» **Directions for this task**
Using the entries that follow, collect the lines where the word "because" appears.

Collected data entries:

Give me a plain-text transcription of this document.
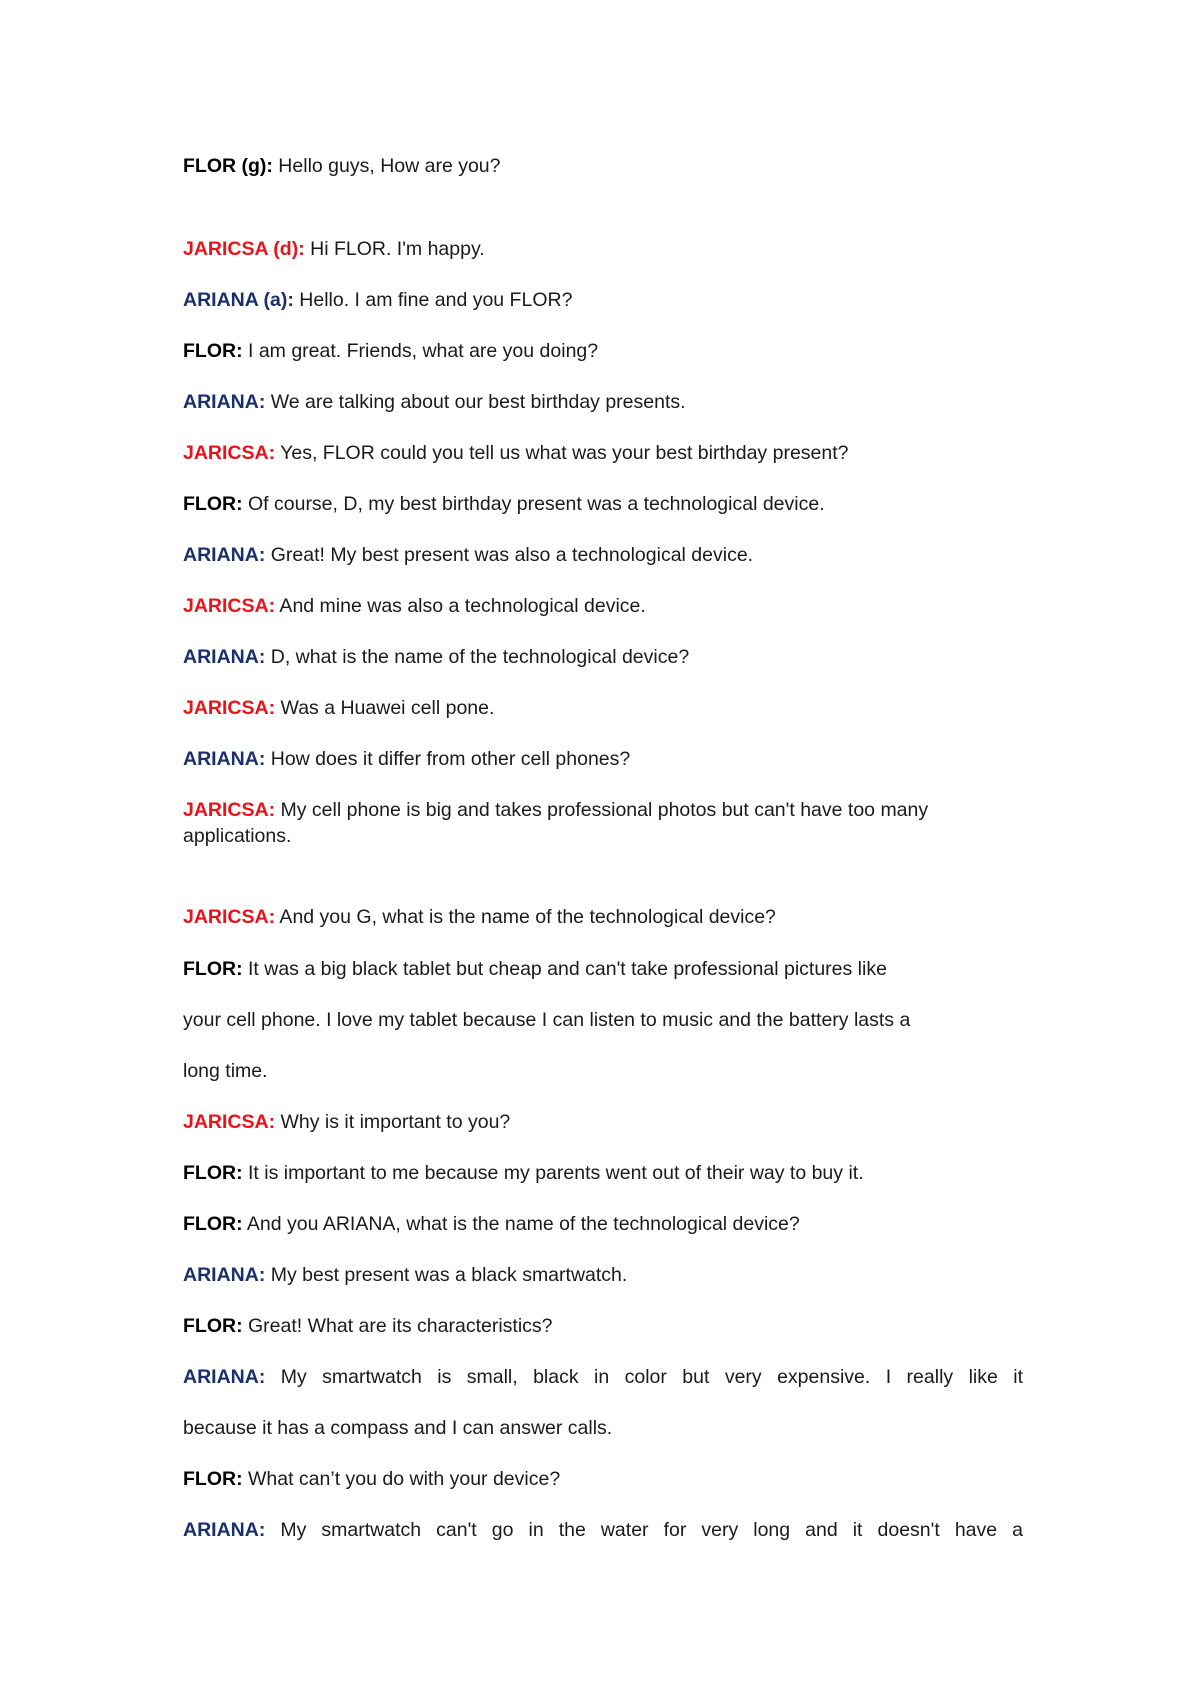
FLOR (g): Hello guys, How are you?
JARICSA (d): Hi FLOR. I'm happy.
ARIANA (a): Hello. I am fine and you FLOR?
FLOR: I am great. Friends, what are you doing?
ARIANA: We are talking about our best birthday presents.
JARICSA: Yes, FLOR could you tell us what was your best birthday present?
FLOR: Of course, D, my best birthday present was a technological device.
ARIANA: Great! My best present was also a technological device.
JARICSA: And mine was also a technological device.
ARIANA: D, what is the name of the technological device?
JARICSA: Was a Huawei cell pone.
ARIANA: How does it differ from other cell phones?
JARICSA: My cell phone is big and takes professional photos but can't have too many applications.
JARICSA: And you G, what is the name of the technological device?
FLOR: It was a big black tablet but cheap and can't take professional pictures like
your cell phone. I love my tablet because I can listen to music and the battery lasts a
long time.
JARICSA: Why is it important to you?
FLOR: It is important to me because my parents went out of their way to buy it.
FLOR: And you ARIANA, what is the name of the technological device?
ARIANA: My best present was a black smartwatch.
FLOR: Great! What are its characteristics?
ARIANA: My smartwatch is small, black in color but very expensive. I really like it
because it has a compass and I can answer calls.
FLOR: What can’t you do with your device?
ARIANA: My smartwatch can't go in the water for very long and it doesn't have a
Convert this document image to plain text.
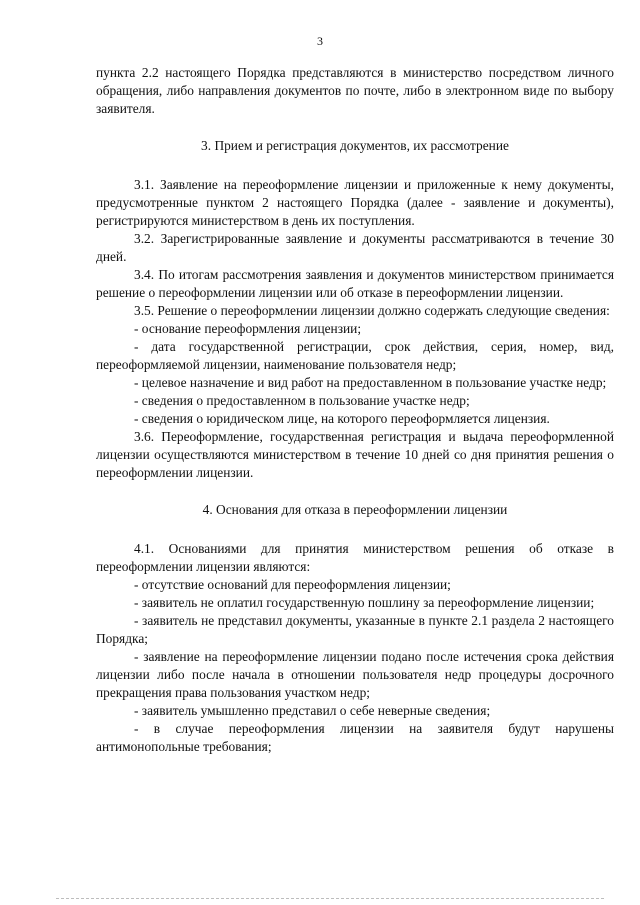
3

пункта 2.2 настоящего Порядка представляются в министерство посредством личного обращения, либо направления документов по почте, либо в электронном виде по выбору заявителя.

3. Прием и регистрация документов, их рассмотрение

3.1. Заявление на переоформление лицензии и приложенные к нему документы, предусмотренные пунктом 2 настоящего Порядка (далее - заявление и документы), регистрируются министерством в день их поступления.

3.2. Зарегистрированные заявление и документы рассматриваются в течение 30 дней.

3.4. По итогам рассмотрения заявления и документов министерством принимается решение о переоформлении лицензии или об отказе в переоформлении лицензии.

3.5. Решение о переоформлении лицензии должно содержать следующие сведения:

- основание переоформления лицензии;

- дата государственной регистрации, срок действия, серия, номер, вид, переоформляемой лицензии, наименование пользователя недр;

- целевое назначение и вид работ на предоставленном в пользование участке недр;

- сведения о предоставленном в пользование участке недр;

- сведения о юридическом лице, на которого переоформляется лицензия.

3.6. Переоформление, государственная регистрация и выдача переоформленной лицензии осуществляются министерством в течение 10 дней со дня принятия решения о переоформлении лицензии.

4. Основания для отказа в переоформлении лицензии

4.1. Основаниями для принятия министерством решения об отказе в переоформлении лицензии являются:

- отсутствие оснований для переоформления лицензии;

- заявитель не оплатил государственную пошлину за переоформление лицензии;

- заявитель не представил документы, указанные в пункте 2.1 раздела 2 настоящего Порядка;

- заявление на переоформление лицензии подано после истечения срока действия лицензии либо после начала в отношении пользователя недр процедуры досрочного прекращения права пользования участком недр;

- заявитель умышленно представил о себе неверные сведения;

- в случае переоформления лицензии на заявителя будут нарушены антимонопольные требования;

...

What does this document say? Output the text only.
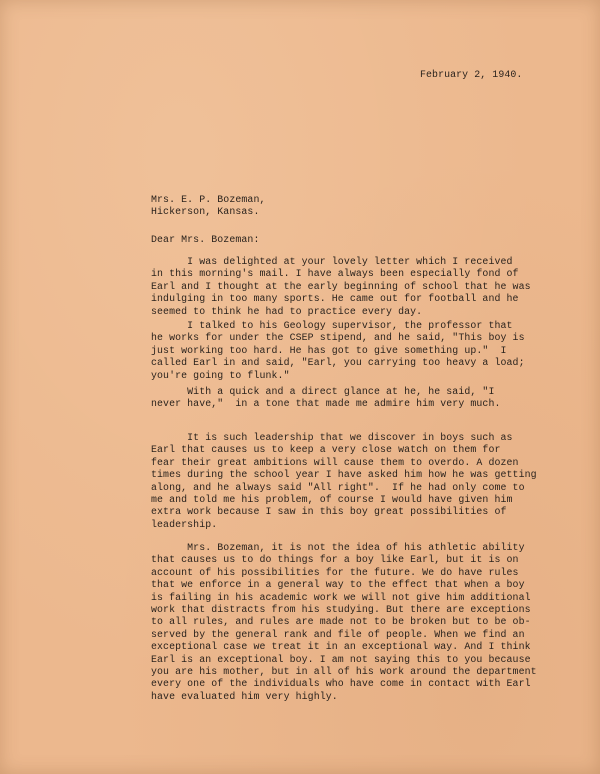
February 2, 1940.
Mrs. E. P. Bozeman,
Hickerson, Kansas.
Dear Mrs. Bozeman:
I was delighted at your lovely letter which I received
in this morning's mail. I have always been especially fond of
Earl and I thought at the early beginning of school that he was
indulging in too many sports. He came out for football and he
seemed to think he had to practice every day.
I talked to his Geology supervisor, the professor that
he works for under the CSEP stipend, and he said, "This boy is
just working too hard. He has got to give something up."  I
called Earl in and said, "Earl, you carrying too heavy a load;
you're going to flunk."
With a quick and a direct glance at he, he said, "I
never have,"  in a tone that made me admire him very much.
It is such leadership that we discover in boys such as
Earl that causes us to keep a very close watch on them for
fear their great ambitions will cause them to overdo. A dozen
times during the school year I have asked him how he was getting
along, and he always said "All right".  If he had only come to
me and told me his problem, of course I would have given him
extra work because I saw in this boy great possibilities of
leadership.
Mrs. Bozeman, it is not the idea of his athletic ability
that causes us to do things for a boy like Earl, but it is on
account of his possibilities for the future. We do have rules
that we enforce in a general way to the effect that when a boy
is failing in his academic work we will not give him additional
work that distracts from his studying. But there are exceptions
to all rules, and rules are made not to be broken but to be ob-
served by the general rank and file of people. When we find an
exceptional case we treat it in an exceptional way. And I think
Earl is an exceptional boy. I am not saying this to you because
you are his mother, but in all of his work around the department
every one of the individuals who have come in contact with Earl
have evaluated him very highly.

» **Expected answer**
your cell phone. I love my tablet because I can listen to music and the battery lasts a
FLOR: It is important to me because my parents went out of their way to buy it.
because it has a compass and I can answer calls.
extra work because I saw in this boy great possibilities of
Earl is an exceptional boy. I am not saying this to you because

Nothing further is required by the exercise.